## TASK DESCRIPTION
Render every line of the items below as a JSON list of strings, one string per line, leaving out blank lines.

--- START ---

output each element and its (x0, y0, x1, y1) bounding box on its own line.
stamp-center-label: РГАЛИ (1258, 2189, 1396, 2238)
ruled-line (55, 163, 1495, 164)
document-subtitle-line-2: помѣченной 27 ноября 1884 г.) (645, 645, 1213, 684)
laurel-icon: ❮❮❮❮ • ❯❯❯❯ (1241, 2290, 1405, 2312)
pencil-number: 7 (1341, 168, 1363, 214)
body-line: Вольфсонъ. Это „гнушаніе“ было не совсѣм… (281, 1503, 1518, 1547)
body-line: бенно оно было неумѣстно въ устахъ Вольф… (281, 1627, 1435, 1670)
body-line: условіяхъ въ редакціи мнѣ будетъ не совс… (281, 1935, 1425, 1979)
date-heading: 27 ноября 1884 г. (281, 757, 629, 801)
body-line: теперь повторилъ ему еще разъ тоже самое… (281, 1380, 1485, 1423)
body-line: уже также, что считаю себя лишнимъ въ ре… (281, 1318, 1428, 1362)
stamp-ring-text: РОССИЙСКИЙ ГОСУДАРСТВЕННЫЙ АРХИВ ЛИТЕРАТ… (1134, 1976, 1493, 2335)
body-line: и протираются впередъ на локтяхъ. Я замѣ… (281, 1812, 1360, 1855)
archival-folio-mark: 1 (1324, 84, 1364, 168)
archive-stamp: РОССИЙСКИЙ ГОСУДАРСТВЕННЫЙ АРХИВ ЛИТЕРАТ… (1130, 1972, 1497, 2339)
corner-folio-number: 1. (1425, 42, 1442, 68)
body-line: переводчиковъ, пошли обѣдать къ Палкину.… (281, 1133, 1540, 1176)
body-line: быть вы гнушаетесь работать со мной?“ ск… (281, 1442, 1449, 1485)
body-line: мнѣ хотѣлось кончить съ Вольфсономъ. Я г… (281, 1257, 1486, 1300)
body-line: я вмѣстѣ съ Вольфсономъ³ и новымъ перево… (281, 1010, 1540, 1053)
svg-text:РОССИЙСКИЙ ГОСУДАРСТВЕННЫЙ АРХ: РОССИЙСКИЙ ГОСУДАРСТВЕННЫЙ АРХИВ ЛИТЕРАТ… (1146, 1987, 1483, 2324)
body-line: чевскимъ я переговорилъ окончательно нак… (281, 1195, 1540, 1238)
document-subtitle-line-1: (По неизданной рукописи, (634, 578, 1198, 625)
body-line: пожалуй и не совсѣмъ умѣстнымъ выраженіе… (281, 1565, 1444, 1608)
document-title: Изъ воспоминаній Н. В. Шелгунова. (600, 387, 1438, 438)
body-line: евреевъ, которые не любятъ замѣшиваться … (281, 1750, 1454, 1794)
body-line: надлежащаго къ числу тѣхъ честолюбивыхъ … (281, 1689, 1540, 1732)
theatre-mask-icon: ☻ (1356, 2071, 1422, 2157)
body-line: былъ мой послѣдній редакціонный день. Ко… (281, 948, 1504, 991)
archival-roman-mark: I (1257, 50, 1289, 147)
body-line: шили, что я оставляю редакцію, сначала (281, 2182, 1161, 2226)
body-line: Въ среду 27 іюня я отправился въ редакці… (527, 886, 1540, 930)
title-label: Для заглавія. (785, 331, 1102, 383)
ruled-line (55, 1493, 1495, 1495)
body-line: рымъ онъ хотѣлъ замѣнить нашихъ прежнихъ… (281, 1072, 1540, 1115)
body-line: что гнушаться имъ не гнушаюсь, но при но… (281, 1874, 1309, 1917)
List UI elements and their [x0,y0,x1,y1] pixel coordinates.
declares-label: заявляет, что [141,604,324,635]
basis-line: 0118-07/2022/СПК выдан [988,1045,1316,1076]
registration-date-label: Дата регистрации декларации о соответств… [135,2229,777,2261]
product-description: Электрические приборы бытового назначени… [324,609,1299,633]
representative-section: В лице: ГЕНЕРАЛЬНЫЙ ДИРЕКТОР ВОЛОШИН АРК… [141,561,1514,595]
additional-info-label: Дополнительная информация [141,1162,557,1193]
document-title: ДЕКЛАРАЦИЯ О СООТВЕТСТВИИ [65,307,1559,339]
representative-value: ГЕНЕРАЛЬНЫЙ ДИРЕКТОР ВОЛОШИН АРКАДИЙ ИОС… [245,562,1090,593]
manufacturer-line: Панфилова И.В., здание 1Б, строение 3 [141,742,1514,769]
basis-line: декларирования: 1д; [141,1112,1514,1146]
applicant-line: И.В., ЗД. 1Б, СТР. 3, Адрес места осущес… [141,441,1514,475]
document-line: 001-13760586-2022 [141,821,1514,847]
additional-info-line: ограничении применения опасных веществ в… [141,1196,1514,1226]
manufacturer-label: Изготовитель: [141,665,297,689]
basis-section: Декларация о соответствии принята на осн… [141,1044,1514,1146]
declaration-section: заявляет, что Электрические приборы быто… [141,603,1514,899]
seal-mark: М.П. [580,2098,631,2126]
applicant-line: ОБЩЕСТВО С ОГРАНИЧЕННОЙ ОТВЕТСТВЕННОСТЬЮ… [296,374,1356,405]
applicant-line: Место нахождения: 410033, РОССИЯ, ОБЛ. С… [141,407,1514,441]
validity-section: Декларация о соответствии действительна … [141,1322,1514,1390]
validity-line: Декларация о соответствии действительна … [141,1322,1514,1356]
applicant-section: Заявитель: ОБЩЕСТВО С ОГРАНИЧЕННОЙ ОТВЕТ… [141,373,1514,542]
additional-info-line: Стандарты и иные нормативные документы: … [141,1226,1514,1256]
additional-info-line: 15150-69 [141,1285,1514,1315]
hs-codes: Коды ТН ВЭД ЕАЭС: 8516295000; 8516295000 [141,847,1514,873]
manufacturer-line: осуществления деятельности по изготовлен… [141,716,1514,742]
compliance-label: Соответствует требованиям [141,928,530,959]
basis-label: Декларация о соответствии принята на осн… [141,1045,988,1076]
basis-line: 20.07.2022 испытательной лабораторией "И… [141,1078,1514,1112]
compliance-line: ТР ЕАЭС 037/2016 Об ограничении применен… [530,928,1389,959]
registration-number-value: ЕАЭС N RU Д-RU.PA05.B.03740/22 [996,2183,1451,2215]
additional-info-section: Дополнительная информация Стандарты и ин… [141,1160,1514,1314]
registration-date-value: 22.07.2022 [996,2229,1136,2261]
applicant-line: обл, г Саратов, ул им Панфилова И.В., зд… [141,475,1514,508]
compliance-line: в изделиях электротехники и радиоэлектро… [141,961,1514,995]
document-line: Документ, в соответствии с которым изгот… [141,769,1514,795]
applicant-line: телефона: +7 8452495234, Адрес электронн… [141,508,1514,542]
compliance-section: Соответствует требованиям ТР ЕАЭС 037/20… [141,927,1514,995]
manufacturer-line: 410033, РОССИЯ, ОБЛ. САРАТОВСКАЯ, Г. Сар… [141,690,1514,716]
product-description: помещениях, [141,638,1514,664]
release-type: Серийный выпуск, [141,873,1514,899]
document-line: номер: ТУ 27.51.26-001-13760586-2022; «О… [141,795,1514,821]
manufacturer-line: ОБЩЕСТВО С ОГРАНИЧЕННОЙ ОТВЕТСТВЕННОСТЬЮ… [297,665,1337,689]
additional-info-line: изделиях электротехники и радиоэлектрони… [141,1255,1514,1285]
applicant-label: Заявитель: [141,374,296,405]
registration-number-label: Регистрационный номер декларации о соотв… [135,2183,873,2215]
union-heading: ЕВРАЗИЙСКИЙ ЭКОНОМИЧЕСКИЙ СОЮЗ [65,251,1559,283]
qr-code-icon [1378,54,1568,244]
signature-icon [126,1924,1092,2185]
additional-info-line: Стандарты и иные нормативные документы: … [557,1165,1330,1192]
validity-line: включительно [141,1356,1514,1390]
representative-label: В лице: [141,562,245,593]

--- END ---

## THE SOLUTION
[
  "output each element and its (x0, y0, x1, y1) bounding box on its own line.",
  "stamp-center-label: РГАЛИ (1258, 2189, 1396, 2238)",
  "ruled-line (55, 163, 1495, 164)",
  "document-subtitle-line-2: помѣченной 27 ноября 1884 г.) (645, 645, 1213, 684)",
  "laurel-icon: ❮❮❮❮ • ❯❯❯❯ (1241, 2290, 1405, 2312)",
  "pencil-number: 7 (1341, 168, 1363, 214)",
  "body-line: Вольфсонъ. Это „гнушаніе“ было не совсѣм… (281, 1503, 1518, 1547)",
  "body-line: бенно оно было неумѣстно въ устахъ Вольф… (281, 1627, 1435, 1670)",
  "body-line: условіяхъ въ редакціи мнѣ будетъ не совс… (281, 1935, 1425, 1979)",
  "date-heading: 27 ноября 1884 г. (281, 757, 629, 801)",
  "body-line: теперь повторилъ ему еще разъ тоже самое… (281, 1380, 1485, 1423)",
  "body-line: уже также, что считаю себя лишнимъ въ ре… (281, 1318, 1428, 1362)",
  "stamp-ring-text: РОССИЙСКИЙ ГОСУДАРСТВЕННЫЙ АРХИВ ЛИТЕРАТ… (1134, 1976, 1493, 2335)",
  "body-line: и протираются впередъ на локтяхъ. Я замѣ… (281, 1812, 1360, 1855)",
  "archival-folio-mark: 1 (1324, 84, 1364, 168)",
  "archive-stamp: РОССИЙСКИЙ ГОСУДАРСТВЕННЫЙ АРХИВ ЛИТЕРАТ… (1130, 1972, 1497, 2339)",
  "corner-folio-number: 1. (1425, 42, 1442, 68)",
  "body-line: переводчиковъ, пошли обѣдать къ Палкину.… (281, 1133, 1540, 1176)",
  "body-line: быть вы гнушаетесь работать со мной?“ ск… (281, 1442, 1449, 1485)",
  "body-line: мнѣ хотѣлось кончить съ Вольфсономъ. Я г… (281, 1257, 1486, 1300)",
  "body-line: я вмѣстѣ съ Вольфсономъ³ и новымъ перево… (281, 1010, 1540, 1053)",
  "svg-text:РОССИЙСКИЙ ГОСУДАРСТВЕННЫЙ АРХ: РОССИЙСКИЙ ГОСУДАРСТВЕННЫЙ АРХИВ ЛИТЕРАТ… (1146, 1987, 1483, 2324)",
  "body-line: чевскимъ я переговорилъ окончательно нак… (281, 1195, 1540, 1238)",
  "document-subtitle-line-1: (По неизданной рукописи, (634, 578, 1198, 625)",
  "body-line: пожалуй и не совсѣмъ умѣстнымъ выраженіе… (281, 1565, 1444, 1608)",
  "document-title: Изъ воспоминаній Н. В. Шелгунова. (600, 387, 1438, 438)",
  "body-line: евреевъ, которые не любятъ замѣшиваться … (281, 1750, 1454, 1794)",
  "body-line: надлежащаго къ числу тѣхъ честолюбивыхъ … (281, 1689, 1540, 1732)",
  "theatre-mask-icon: ☻ (1356, 2071, 1422, 2157)",
  "body-line: былъ мой послѣдній редакціонный день. Ко… (281, 948, 1504, 991)",
  "archival-roman-mark: I (1257, 50, 1289, 147)",
  "body-line: шили, что я оставляю редакцію, сначала (281, 2182, 1161, 2226)",
  "body-line: Въ среду 27 іюня я отправился въ редакці… (527, 886, 1540, 930)",
  "title-label: Для заглавія. (785, 331, 1102, 383)",
  "ruled-line (55, 1493, 1495, 1495)",
  "body-line: рымъ онъ хотѣлъ замѣнить нашихъ прежнихъ… (281, 1072, 1540, 1115)",
  "body-line: что гнушаться имъ не гнушаюсь, но при но… (281, 1874, 1309, 1917)",
  "List UI elements and their [x0,y0,x1,y1] pixel coordinates.",
  "declares-label: заявляет, что [141,604,324,635]",
  "basis-line: 0118-07/2022/СПК выдан [988,1045,1316,1076]",
  "registration-date-label: Дата регистрации декларации о соответств… [135,2229,777,2261]",
  "product-description: Электрические приборы бытового назначени… [324,609,1299,633]",
  "representative-section: В лице: ГЕНЕРАЛЬНЫЙ ДИРЕКТОР ВОЛОШИН АРК… [141,561,1514,595]",
  "additional-info-label: Дополнительная информация [141,1162,557,1193]",
  "document-title: ДЕКЛАРАЦИЯ О СООТВЕТСТВИИ [65,307,1559,339]",
  "representative-value: ГЕНЕРАЛЬНЫЙ ДИРЕКТОР ВОЛОШИН АРКАДИЙ ИОС… [245,562,1090,593]",
  "manufacturer-line: Панфилова И.В., здание 1Б, строение 3 [141,742,1514,769]",
  "basis-line: декларирования: 1д; [141,1112,1514,1146]",
  "applicant-line: И.В., ЗД. 1Б, СТР. 3, Адрес места осущес… [141,441,1514,475]",
  "document-line: 001-13760586-2022 [141,821,1514,847]",
  "additional-info-line: ограничении применения опасных веществ в… [141,1196,1514,1226]",
  "manufacturer-label: Изготовитель: [141,665,297,689]",
  "basis-section: Декларация о соответствии принята на осн… [141,1044,1514,1146]",
  "declaration-section: заявляет, что Электрические приборы быто… [141,603,1514,899]",
  "seal-mark: М.П. [580,2098,631,2126]",
  "applicant-line: ОБЩЕСТВО С ОГРАНИЧЕННОЙ ОТВЕТСТВЕННОСТЬЮ… [296,374,1356,405]",
  "applicant-line: Место нахождения: 410033, РОССИЯ, ОБЛ. С… [141,407,1514,441]",
  "validity-section: Декларация о соответствии действительна … [141,1322,1514,1390]",
  "validity-line: Декларация о соответствии действительна … [141,1322,1514,1356]",
  "applicant-section: Заявитель: ОБЩЕСТВО С ОГРАНИЧЕННОЙ ОТВЕТ… [141,373,1514,542]",
  "additional-info-line: Стандарты и иные нормативные документы: … [141,1226,1514,1256]",
  "additional-info-line: 15150-69 [141,1285,1514,1315]",
  "hs-codes: Коды ТН ВЭД ЕАЭС: 8516295000; 8516295000 [141,847,1514,873]",
  "manufacturer-line: осуществления деятельности по изготовлен… [141,716,1514,742]",
  "compliance-label: Соответствует требованиям [141,928,530,959]",
  "basis-label: Декларация о соответствии принята на осн… [141,1045,988,1076]",
  "basis-line: 20.07.2022 испытательной лабораторией \"И… [141,1078,1514,1112]",
  "compliance-line: ТР ЕАЭС 037/2016 Об ограничении применен… [530,928,1389,959]",
  "registration-number-value: ЕАЭС N RU Д-RU.PA05.B.03740/22 [996,2183,1451,2215]",
  "additional-info-section: Дополнительная информация Стандарты и ин… [141,1160,1514,1314]",
  "registration-date-value: 22.07.2022 [996,2229,1136,2261]",
  "applicant-line: обл, г Саратов, ул им Панфилова И.В., зд… [141,475,1514,508]",
  "compliance-line: в изделиях электротехники и радиоэлектро… [141,961,1514,995]",
  "document-line: Документ, в соответствии с которым изгот… [141,769,1514,795]",
  "applicant-line: телефона: +7 8452495234, Адрес электронн… [141,508,1514,542]",
  "compliance-section: Соответствует требованиям ТР ЕАЭС 037/20… [141,927,1514,995]",
  "manufacturer-line: 410033, РОССИЯ, ОБЛ. САРАТОВСКАЯ, Г. Сар… [141,690,1514,716]",
  "product-description: помещениях, [141,638,1514,664]",
  "release-type: Серийный выпуск, [141,873,1514,899]",
  "document-line: номер: ТУ 27.51.26-001-13760586-2022; «О… [141,795,1514,821]",
  "manufacturer-line: ОБЩЕСТВО С ОГРАНИЧЕННОЙ ОТВЕТСТВЕННОСТЬЮ… [297,665,1337,689]",
  "additional-info-line: изделиях электротехники и радиоэлектрони… [141,1255,1514,1285]",
  "applicant-label: Заявитель: [141,374,296,405]",
  "registration-number-label: Регистрационный номер декларации о соотв… [135,2183,873,2215]",
  "union-heading: ЕВРАЗИЙСКИЙ ЭКОНОМИЧЕСКИЙ СОЮЗ [65,251,1559,283]",
  "qr-code-icon [1378,54,1568,244]",
  "signature-icon [126,1924,1092,2185]",
  "additional-info-line: Стандарты и иные нормативные документы: … [557,1165,1330,1192]",
  "validity-line: включительно [141,1356,1514,1390]",
  "representative-label: В лице: [141,562,245,593]"
]